Work to do - Reproduce the listing exactly, with no pictures in your copy.

-- Start of Given records --

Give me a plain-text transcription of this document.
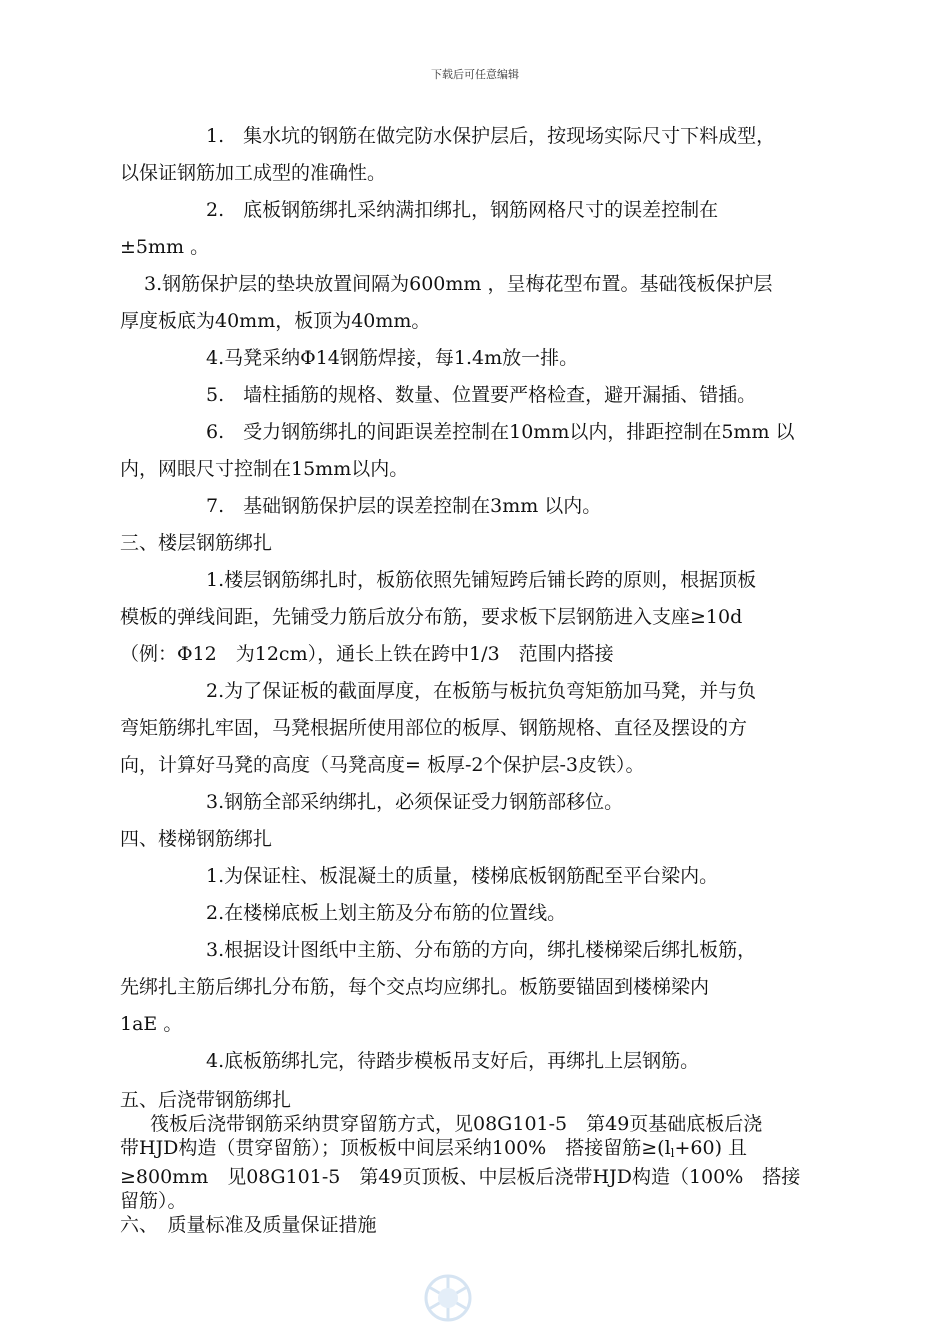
下载后可任意编辑

1.　集水坑的钢筋在做完防水保护层后，按现场实际尺寸下料成型，

以保证钢筋加工成型的准确性。

2.　底板钢筋绑扎采纳满扣绑扎，钢筋网格尺寸的误差控制在

±5mm 。

3.钢筋保护层的垫块放置间隔为600mm ，呈梅花型布置。基础筏板保护层

厚度板底为40mm，板顶为40mm。

4.马凳采纳Φ14钢筋焊接，每1.4m放一排。

5.　墙柱插筋的规格、数量、位置要严格检查，避开漏插、错插。

6.　受力钢筋绑扎的间距误差控制在10mm以内，排距控制在5mm 以

内，网眼尺寸控制在15mm以内。

7.　基础钢筋保护层的误差控制在3mm 以内。

三、楼层钢筋绑扎

1.楼层钢筋绑扎时，板筋依照先铺短跨后铺长跨的原则，根据顶板

模板的弹线间距，先铺受力筋后放分布筋，要求板下层钢筋进入支座≥10d

（例：Φ12　为12cm），通长上铁在跨中1/3　范围内搭接

2.为了保证板的截面厚度，在板筋与板抗负弯矩筋加马凳，并与负

弯矩筋绑扎牢固，马凳根据所使用部位的板厚、钢筋规格、直径及摆设的方

向，计算好马凳的高度（马凳高度= 板厚-2个保护层-3皮铁）。

3.钢筋全部采纳绑扎，必须保证受力钢筋部移位。

四、楼梯钢筋绑扎

1.为保证柱、板混凝土的质量，楼梯底板钢筋配至平台梁内。

2.在楼梯底板上划主筋及分布筋的位置线。

3.根据设计图纸中主筋、分布筋的方向，绑扎楼梯梁后绑扎板筋，

先绑扎主筋后绑扎分布筋，每个交点均应绑扎。板筋要锚固到楼梯梁内

1aE 。

4.底板筋绑扎完，待踏步模板吊支好后，再绑扎上层钢筋。

五、后浇带钢筋绑扎

筏板后浇带钢筋采纳贯穿留筋方式，见08G101-5　第49页基础底板后浇

带HJD构造（贯穿留筋）；顶板板中间层采纳100%　搭接留筋≥(ll+60) 且

≥800mm　见08G101-5　第49页顶板、中层板后浇带HJD构造（100%　搭接

留筋）。

六、　质量标准及质量保证措施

-- End of Given records --

Full answer -
Give me a plain-text transcription of this document.
下载后可任意编辑

1.　集水坑的钢筋在做完防水保护层后，按现场实际尺寸下料成型，

以保证钢筋加工成型的准确性。

2.　底板钢筋绑扎采纳满扣绑扎，钢筋网格尺寸的误差控制在

±5mm 。

3.钢筋保护层的垫块放置间隔为600mm ，呈梅花型布置。基础筏板保护层

厚度板底为40mm，板顶为40mm。

4.马凳采纳Φ14钢筋焊接，每1.4m放一排。

5.　墙柱插筋的规格、数量、位置要严格检查，避开漏插、错插。

6.　受力钢筋绑扎的间距误差控制在10mm以内，排距控制在5mm 以

内，网眼尺寸控制在15mm以内。

7.　基础钢筋保护层的误差控制在3mm 以内。

三、楼层钢筋绑扎

1.楼层钢筋绑扎时，板筋依照先铺短跨后铺长跨的原则，根据顶板

模板的弹线间距，先铺受力筋后放分布筋，要求板下层钢筋进入支座≥10d

（例：Φ12　为12cm），通长上铁在跨中1/3　范围内搭接

2.为了保证板的截面厚度，在板筋与板抗负弯矩筋加马凳，并与负

弯矩筋绑扎牢固，马凳根据所使用部位的板厚、钢筋规格、直径及摆设的方

向，计算好马凳的高度（马凳高度= 板厚-2个保护层-3皮铁）。

3.钢筋全部采纳绑扎，必须保证受力钢筋部移位。

四、楼梯钢筋绑扎

1.为保证柱、板混凝土的质量，楼梯底板钢筋配至平台梁内。

2.在楼梯底板上划主筋及分布筋的位置线。

3.根据设计图纸中主筋、分布筋的方向，绑扎楼梯梁后绑扎板筋，

先绑扎主筋后绑扎分布筋，每个交点均应绑扎。板筋要锚固到楼梯梁内

1aE 。

4.底板筋绑扎完，待踏步模板吊支好后，再绑扎上层钢筋。

五、后浇带钢筋绑扎

筏板后浇带钢筋采纳贯穿留筋方式，见08G101-5　第49页基础底板后浇

带HJD构造（贯穿留筋）；顶板板中间层采纳100%　搭接留筋≥(ll+60) 且

≥800mm　见08G101-5　第49页顶板、中层板后浇带HJD构造（100%　搭接

留筋）。

六、　质量标准及质量保证措施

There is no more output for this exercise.